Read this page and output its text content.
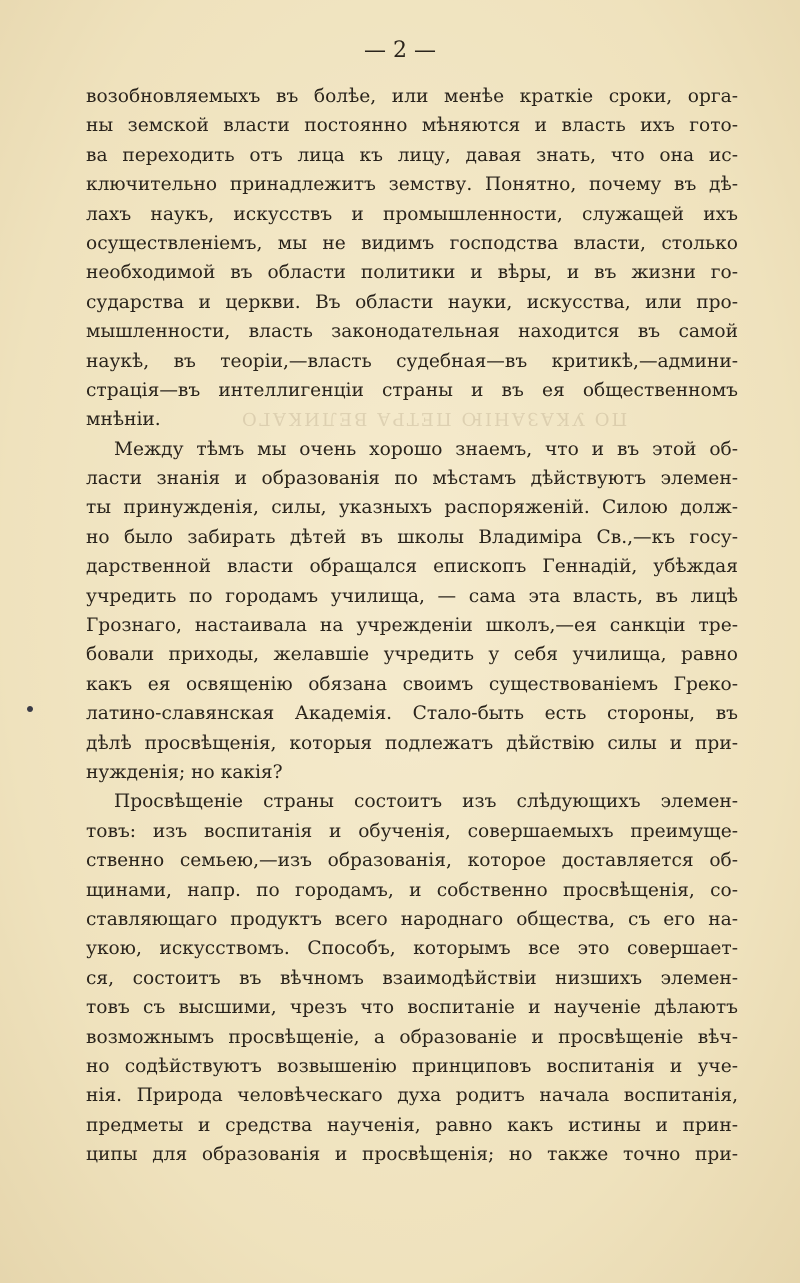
— 2 —
ПО УКАЗАНІЮ ПЕТРА ВЕЛИКАГО
возобновляемыхъ въ болѣе, или менѣе краткіе сроки, орга-
ны земской власти постоянно мѣняются и власть ихъ гото-
ва переходить отъ лица къ лицу, давая знать, что она ис-
ключительно принадлежитъ земству. Понятно, почему въ дѣ-
лахъ наукъ, искусствъ и промышленности, служащей ихъ
осуществленіемъ, мы не видимъ господства власти, столько
необходимой въ области политики и вѣры, и въ жизни го-
сударства и церкви. Въ области науки, искусства, или про-
мышленности, власть законодательная находится въ самой
наукѣ, въ теоріи,—власть судебная—въ критикѣ,—админи-
страція—въ интеллигенціи страны и въ ея общественномъ
мнѣніи.
Между тѣмъ мы очень хорошо знаемъ, что и въ этой об-
ласти знанія и образованія по мѣстамъ дѣйствуютъ элемен-
ты принужденія, силы, указныхъ распоряженій. Силою долж-
но было забирать дѣтей въ школы Владиміра Св.,—къ госу-
дарственной власти обращался епископъ Геннадій, убѣждая
учредить по городамъ училища, — сама эта власть, въ лицѣ
Грознаго, настаивала на учрежденіи школъ,—ея санкціи тре-
бовали приходы, желавшіе учредить у себя училища, равно
какъ ея освященію обязана своимъ существованіемъ Греко-
латино-славянская Академія. Стало-быть есть стороны, въ
дѣлѣ просвѣщенія, которыя подлежатъ дѣйствію силы и при-
нужденія; но какія?
Просвѣщеніе страны состоитъ изъ слѣдующихъ элемен-
товъ: изъ воспитанія и обученія, совершаемыхъ преимуще-
ственно семьею,—изъ образованія, которое доставляется об-
щинами, напр. по городамъ, и собственно просвѣщенія, со-
ставляющаго продуктъ всего народнаго общества, съ его на-
укою, искусствомъ. Способъ, которымъ все это совершает-
ся, состоитъ въ вѣчномъ взаимодѣйствіи низшихъ элемен-
товъ съ высшими, чрезъ что воспитаніе и наученіе дѣлаютъ
возможнымъ просвѣщеніе, а образованіе и просвѣщеніе вѣч-
но содѣйствуютъ возвышенію принциповъ воспитанія и уче-
нія. Природа человѣческаго духа родитъ начала воспитанія,
предметы и средства наученія, равно какъ истины и прин-
ципы для образованія и просвѣщенія; но также точно при-
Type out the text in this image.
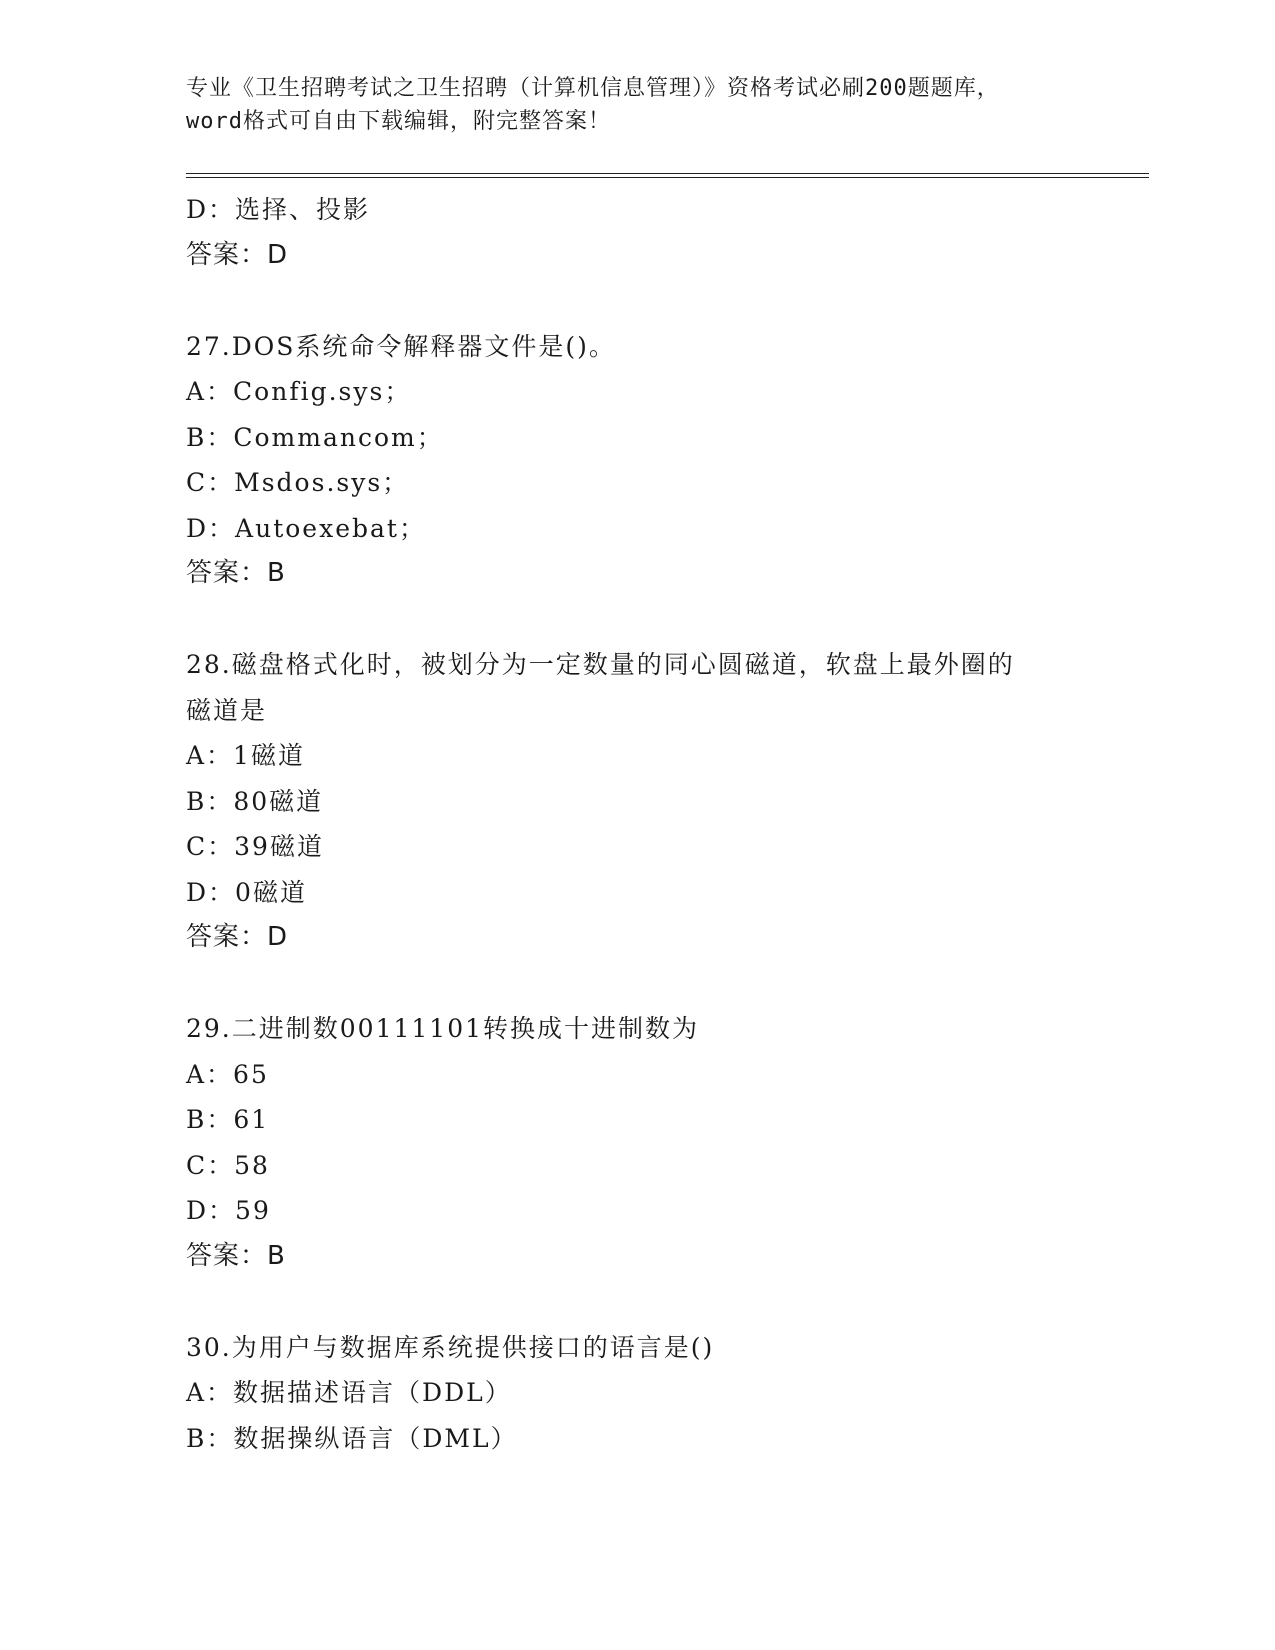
专业《卫生招聘考试之卫生招聘（计算机信息管理）》资格考试必刷200题题库，
word格式可自由下载编辑，附完整答案！
D：选择、投影
答案：D
27.DOS系统命令解释器文件是()。
A：Config.sys；
B：Commancom；
C：Msdos.sys；
D：Autoexebat；
答案：B
28.磁盘格式化时，被划分为一定数量的同心圆磁道，软盘上最外圈的
磁道是
A：1磁道
B：80磁道
C：39磁道
D：0磁道
答案：D
29.二进制数00111101转换成十进制数为
A：65
B：61
C：58
D：59
答案：B
30.为用户与数据库系统提供接口的语言是()
A：数据描述语言（DDL）
B：数据操纵语言（DML）
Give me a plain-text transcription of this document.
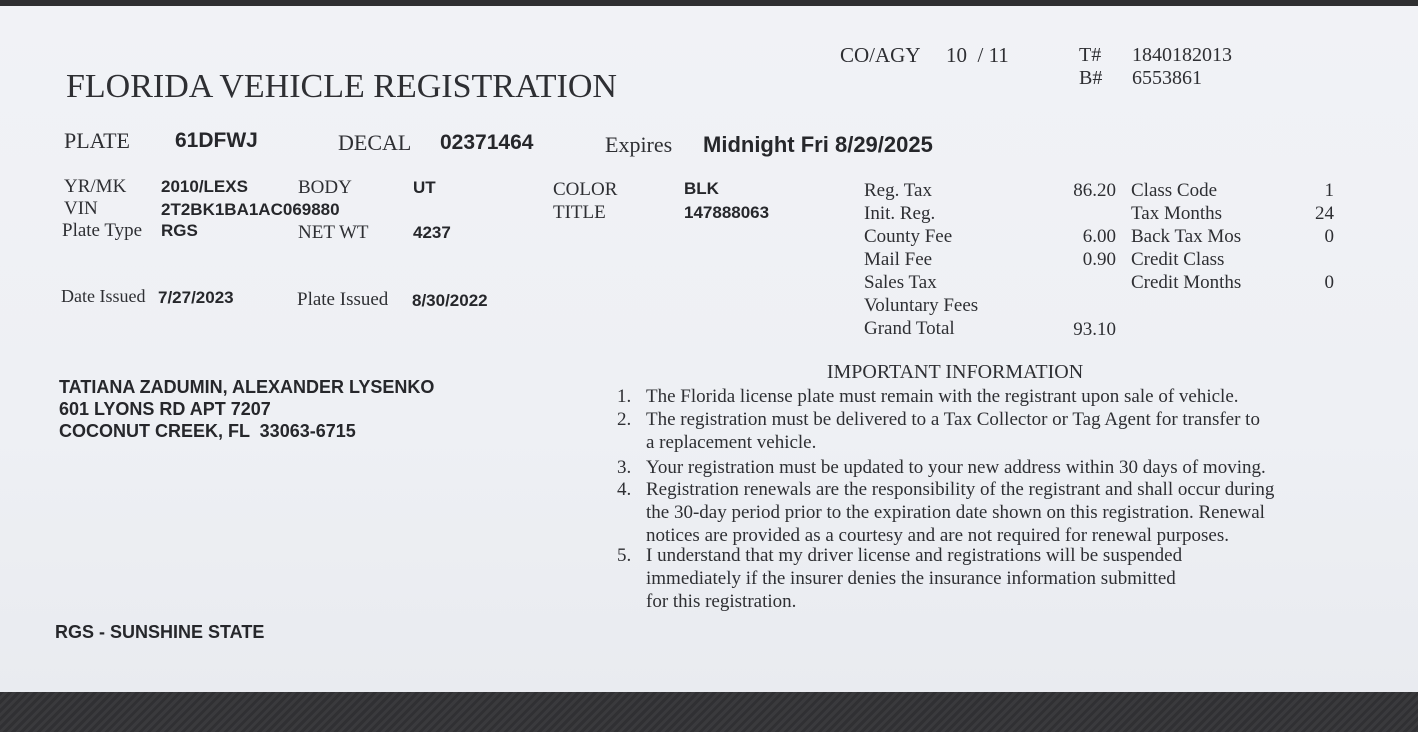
FLORIDA VEHICLE REGISTRATION
CO/AGY 10  / 11	T# 1840182013
B# 6553861
PLATE 61DFWJ	DECAL 02371464	Expires Midnight Fri 8/29/2025
YR/MK 2010/LEXS	BODY	UT
VIN	2T2BK1BA1AC069880
Plate Type RGS	NET WT	4237
COLOR	BLK
TITLE	147888063
Date Issued 7/27/2023	Plate Issued 8/30/2022
Reg. Tax	86.20
Init. Reg.
County Fee	6.00
Mail Fee	0.90
Sales Tax
Voluntary Fees
Grand Total	93.10
Class Code	1
Tax Months	24
Back Tax Mos	0
Credit Class
Credit Months	0
TATIANA ZADUMIN, ALEXANDER LYSENKO
601 LYONS RD APT 7207
COCONUT CREEK, FL  33063-6715
IMPORTANT INFORMATION
1. The Florida license plate must remain with the registrant upon sale of vehicle.
2. The registration must be delivered to a Tax Collector or Tag Agent for transfer to
a replacement vehicle.
3. Your registration must be updated to your new address within 30 days of moving.
4. Registration renewals are the responsibility of the registrant and shall occur during
the 30-day period prior to the expiration date shown on this registration. Renewal
notices are provided as a courtesy and are not required for renewal purposes.
5. I understand that my driver license and registrations will be suspended
immediately if the insurer denies the insurance information submitted
for this registration.
RGS - SUNSHINE STATE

> [EXERCISE PROMPT]
Out of the material above, select every line that holds the string "Type".

> [TASK SOLUTION]
Type out the text in this image.
Plate Type RGS	NET WT	4237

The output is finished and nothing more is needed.